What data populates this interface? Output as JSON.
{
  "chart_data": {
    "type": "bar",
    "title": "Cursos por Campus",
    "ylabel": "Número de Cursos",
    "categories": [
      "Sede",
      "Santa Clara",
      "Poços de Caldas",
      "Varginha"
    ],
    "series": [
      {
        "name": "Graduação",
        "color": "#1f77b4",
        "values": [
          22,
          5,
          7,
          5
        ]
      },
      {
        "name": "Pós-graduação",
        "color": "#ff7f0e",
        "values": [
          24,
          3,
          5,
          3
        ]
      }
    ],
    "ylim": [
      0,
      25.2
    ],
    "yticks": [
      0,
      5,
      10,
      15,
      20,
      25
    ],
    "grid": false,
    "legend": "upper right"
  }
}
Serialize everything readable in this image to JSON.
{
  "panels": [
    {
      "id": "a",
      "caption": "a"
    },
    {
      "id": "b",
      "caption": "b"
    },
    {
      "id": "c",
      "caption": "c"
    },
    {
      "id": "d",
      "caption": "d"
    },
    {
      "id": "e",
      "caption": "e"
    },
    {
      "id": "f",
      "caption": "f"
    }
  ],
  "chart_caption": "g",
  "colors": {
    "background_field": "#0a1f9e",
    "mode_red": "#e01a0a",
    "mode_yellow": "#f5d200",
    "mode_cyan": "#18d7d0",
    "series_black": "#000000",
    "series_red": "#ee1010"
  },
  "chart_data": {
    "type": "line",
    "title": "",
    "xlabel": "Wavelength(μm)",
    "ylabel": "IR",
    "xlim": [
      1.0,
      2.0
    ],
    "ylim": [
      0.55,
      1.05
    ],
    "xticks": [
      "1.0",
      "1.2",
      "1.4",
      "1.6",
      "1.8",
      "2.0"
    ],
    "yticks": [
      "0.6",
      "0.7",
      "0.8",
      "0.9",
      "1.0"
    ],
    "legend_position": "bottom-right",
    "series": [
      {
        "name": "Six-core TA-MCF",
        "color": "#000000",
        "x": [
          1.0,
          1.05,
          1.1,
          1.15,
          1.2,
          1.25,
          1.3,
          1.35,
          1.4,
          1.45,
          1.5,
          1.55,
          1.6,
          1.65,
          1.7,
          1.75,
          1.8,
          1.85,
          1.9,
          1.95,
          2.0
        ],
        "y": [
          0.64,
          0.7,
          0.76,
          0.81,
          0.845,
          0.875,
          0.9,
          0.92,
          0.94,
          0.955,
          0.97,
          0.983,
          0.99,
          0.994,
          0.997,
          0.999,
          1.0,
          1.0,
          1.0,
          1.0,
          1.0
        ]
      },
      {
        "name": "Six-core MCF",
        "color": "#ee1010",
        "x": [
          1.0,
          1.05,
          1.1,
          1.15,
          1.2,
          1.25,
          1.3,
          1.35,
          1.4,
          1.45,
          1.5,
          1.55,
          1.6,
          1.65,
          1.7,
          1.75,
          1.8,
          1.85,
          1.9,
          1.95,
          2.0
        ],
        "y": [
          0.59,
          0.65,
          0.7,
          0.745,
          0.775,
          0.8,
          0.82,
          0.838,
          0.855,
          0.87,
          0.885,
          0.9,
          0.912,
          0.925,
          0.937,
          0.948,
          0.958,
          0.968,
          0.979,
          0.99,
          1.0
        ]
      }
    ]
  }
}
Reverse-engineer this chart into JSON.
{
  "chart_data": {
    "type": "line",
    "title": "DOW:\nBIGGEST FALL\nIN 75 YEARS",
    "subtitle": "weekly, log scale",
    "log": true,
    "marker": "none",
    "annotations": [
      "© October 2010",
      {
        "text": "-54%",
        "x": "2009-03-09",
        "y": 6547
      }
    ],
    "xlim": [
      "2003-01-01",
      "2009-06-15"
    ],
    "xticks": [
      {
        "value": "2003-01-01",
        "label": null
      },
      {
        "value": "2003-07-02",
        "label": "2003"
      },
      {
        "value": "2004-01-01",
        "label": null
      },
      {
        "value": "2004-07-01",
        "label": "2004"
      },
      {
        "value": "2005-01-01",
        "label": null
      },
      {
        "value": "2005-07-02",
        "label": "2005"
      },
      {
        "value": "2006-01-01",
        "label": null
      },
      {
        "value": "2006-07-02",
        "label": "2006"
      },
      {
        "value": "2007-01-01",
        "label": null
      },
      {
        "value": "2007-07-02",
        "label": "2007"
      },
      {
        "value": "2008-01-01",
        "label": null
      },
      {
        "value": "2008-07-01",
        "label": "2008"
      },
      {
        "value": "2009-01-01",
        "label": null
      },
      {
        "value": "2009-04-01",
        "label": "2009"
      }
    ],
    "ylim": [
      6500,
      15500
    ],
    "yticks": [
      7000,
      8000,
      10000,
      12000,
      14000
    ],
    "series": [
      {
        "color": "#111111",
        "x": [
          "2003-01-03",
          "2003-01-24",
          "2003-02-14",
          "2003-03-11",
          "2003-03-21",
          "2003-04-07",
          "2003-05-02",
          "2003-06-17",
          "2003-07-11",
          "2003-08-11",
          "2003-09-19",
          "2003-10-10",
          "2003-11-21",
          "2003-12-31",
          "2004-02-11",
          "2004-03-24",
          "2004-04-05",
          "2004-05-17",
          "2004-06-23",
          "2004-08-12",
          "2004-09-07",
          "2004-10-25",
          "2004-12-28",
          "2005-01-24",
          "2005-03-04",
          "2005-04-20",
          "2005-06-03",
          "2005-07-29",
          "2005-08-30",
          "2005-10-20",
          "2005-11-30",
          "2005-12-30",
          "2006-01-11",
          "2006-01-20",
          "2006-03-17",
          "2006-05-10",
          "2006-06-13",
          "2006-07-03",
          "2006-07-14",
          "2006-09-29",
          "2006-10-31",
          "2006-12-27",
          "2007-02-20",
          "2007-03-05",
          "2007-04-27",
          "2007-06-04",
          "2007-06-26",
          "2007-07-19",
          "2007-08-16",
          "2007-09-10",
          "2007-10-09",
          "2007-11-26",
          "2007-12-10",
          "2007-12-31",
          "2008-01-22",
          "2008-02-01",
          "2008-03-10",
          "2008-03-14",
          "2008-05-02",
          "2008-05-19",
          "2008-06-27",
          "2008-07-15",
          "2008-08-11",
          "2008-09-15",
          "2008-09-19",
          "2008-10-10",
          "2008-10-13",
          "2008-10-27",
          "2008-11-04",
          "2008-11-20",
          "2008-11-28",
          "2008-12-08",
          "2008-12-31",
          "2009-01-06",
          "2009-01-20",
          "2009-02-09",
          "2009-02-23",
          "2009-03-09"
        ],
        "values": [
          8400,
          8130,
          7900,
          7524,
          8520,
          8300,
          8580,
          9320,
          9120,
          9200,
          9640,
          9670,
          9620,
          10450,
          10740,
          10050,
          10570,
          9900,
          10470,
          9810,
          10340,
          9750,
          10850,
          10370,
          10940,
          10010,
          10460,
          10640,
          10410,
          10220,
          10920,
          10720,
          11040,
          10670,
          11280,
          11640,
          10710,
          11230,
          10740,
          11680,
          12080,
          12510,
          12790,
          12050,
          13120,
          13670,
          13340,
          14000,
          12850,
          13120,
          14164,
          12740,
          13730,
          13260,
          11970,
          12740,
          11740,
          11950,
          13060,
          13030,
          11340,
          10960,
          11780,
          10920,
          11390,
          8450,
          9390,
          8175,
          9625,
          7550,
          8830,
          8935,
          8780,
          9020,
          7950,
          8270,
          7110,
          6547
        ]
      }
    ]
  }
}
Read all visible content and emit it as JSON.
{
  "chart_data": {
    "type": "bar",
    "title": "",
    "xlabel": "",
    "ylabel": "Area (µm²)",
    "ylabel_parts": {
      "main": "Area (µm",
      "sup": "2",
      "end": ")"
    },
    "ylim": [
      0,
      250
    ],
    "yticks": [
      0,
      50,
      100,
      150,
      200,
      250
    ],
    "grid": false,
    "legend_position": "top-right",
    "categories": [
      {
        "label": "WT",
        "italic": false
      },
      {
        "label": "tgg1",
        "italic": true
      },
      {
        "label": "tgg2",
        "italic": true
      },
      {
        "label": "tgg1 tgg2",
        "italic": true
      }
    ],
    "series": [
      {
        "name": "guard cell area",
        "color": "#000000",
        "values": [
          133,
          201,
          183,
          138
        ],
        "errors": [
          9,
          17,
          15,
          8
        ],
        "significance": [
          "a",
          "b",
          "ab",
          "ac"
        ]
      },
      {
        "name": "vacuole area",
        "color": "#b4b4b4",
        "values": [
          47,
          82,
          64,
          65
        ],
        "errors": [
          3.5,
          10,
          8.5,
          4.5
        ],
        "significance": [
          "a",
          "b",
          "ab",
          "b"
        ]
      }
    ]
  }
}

########

Exercise instructions: Identify every line where the string "JSON" appears.

Output below:
What data populates this interface? Output as JSON.
Serialize everything readable in this image to JSON.
Reverse-engineer this chart into JSON.
Read all visible content and emit it as JSON.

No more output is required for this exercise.